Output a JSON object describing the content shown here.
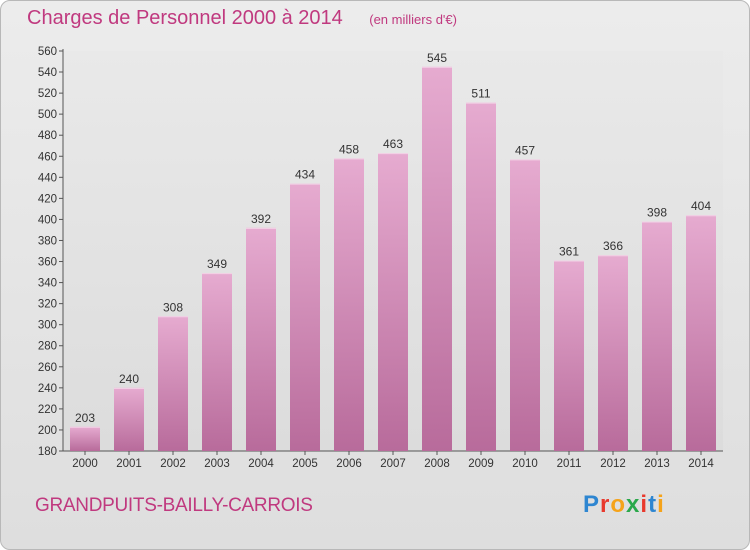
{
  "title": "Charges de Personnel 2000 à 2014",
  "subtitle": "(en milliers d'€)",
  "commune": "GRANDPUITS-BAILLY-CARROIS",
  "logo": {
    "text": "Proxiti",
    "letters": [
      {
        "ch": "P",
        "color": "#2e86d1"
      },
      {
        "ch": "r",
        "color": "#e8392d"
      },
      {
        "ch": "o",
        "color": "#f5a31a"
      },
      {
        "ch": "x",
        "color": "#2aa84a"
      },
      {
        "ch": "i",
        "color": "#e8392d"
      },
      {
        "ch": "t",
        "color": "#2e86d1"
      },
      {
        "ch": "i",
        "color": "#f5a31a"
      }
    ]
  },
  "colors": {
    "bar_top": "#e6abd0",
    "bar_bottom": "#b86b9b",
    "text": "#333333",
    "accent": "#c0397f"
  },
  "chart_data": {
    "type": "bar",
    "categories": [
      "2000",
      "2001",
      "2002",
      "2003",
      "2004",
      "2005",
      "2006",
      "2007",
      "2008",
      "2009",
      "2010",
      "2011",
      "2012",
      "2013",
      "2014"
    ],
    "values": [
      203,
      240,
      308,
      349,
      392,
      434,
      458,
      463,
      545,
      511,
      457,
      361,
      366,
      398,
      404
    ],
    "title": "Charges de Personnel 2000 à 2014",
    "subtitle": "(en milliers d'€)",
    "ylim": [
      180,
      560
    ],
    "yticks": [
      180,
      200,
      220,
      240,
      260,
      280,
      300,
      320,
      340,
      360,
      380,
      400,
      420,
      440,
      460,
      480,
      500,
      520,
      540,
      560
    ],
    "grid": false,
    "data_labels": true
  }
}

· · · · · · ·

THE REQUEST ::
Take the listing and print it again exactly, but without any pictures.

SOLUTION FOR THIS EXERCISE ::
Output a JSON object describing the content shown here.
{
  "title": "Charges de Personnel 2000 à 2014",
  "subtitle": "(en milliers d'€)",
  "commune": "GRANDPUITS-BAILLY-CARROIS",
  "logo": {
    "text": "Proxiti",
    "letters": [
      {
        "ch": "P",
        "color": "#2e86d1"
      },
      {
        "ch": "r",
        "color": "#e8392d"
      },
      {
        "ch": "o",
        "color": "#f5a31a"
      },
      {
        "ch": "x",
        "color": "#2aa84a"
      },
      {
        "ch": "i",
        "color": "#e8392d"
      },
      {
        "ch": "t",
        "color": "#2e86d1"
      },
      {
        "ch": "i",
        "color": "#f5a31a"
      }
    ]
  },
  "colors": {
    "bar_top": "#e6abd0",
    "bar_bottom": "#b86b9b",
    "text": "#333333",
    "accent": "#c0397f"
  },
  "chart_data": {
    "type": "bar",
    "categories": [
      "2000",
      "2001",
      "2002",
      "2003",
      "2004",
      "2005",
      "2006",
      "2007",
      "2008",
      "2009",
      "2010",
      "2011",
      "2012",
      "2013",
      "2014"
    ],
    "values": [
      203,
      240,
      308,
      349,
      392,
      434,
      458,
      463,
      545,
      511,
      457,
      361,
      366,
      398,
      404
    ],
    "title": "Charges de Personnel 2000 à 2014",
    "subtitle": "(en milliers d'€)",
    "ylim": [
      180,
      560
    ],
    "yticks": [
      180,
      200,
      220,
      240,
      260,
      280,
      300,
      320,
      340,
      360,
      380,
      400,
      420,
      440,
      460,
      480,
      500,
      520,
      540,
      560
    ],
    "grid": false,
    "data_labels": true
  }
}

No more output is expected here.